Rows from a dataset
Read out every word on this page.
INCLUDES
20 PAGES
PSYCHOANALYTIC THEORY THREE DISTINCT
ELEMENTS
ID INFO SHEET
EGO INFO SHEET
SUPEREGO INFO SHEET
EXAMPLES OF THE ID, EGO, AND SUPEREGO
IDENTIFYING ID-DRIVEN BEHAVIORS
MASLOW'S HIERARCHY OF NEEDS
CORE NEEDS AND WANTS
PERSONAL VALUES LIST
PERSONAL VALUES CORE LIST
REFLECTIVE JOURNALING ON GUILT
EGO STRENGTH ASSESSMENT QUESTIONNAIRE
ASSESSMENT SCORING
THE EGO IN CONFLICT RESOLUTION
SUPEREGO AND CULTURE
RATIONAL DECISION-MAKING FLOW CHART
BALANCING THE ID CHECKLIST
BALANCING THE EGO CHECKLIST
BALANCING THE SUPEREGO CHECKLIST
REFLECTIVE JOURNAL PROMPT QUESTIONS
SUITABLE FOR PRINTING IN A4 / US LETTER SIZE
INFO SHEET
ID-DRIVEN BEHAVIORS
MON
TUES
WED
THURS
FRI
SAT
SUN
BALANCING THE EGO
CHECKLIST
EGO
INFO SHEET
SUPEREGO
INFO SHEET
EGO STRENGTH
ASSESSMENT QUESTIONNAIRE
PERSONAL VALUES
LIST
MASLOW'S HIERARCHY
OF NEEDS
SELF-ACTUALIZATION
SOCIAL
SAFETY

...

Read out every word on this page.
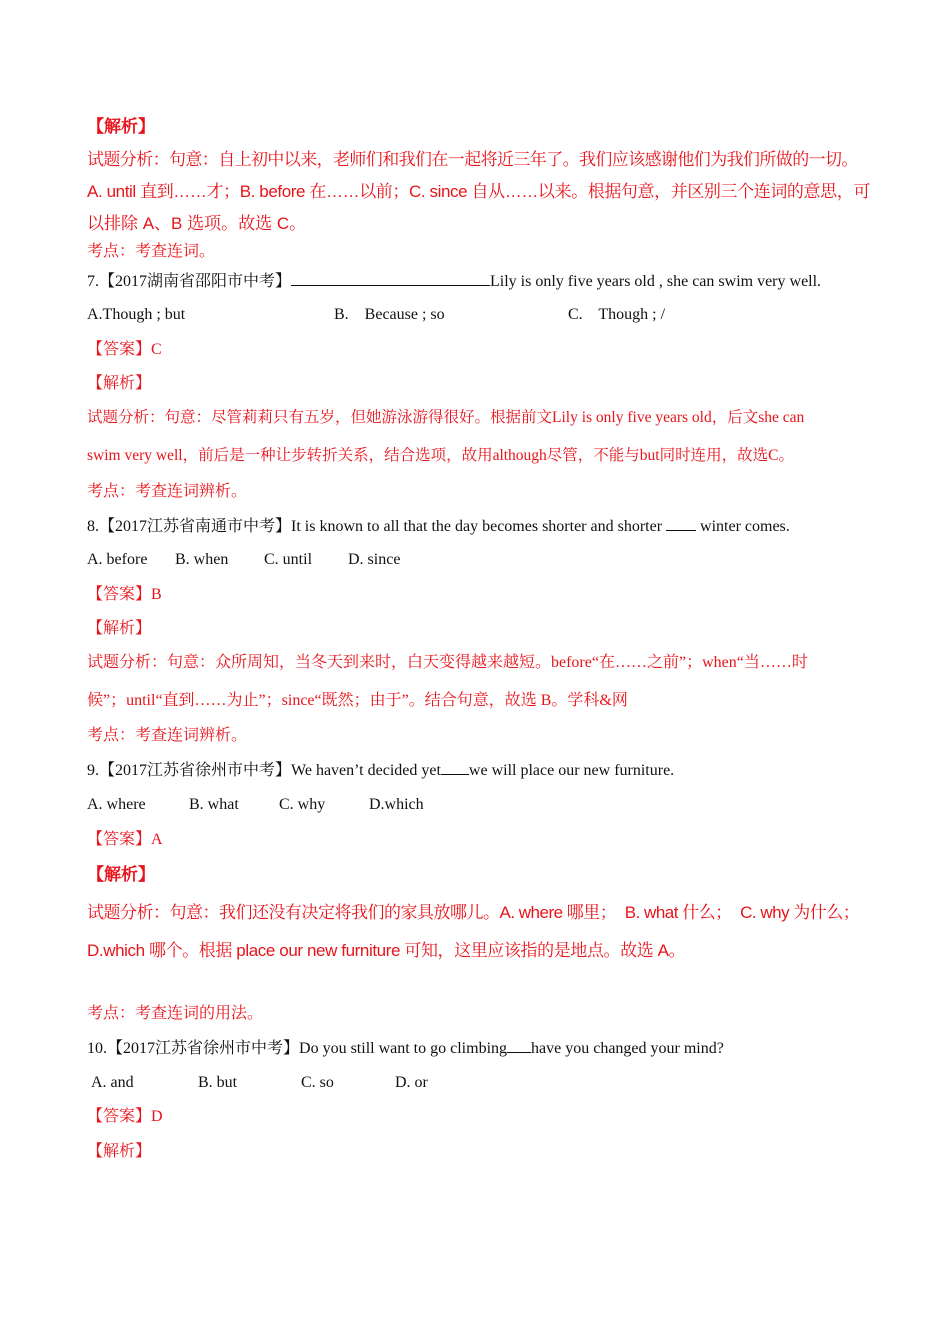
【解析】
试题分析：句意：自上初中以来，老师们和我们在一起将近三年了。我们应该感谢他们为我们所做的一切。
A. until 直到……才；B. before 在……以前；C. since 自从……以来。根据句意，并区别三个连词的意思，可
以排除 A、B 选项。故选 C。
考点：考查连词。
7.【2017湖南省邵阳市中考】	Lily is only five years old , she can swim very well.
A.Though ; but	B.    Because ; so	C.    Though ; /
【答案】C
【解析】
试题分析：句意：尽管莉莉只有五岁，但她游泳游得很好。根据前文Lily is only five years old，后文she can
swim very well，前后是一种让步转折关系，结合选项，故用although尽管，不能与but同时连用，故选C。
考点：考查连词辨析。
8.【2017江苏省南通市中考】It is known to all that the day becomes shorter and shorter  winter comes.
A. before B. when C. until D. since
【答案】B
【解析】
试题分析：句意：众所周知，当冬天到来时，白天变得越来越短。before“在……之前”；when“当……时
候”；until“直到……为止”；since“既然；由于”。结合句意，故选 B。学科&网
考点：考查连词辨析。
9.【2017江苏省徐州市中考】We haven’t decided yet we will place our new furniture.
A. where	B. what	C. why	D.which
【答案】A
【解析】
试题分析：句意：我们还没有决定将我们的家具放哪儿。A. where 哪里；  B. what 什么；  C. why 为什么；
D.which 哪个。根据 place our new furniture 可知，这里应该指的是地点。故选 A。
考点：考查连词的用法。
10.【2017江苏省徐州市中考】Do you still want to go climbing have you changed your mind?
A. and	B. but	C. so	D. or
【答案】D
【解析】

--

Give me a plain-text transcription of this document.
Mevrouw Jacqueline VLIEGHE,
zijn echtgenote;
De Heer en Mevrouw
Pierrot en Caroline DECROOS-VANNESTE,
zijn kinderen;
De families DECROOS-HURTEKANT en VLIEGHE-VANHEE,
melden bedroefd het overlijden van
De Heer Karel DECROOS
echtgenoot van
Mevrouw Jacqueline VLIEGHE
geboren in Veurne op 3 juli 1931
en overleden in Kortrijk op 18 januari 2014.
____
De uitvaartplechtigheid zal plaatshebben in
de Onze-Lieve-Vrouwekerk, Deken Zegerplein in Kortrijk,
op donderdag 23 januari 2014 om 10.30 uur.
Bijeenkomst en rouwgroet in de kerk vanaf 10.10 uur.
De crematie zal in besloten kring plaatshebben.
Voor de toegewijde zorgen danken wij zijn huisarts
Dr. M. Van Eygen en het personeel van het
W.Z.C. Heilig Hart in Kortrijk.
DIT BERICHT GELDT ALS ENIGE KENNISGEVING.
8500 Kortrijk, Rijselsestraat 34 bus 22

- Exercise directions
Tally the lines above that contain the word "Kortrijk", and reply with only the number.

- Final result
4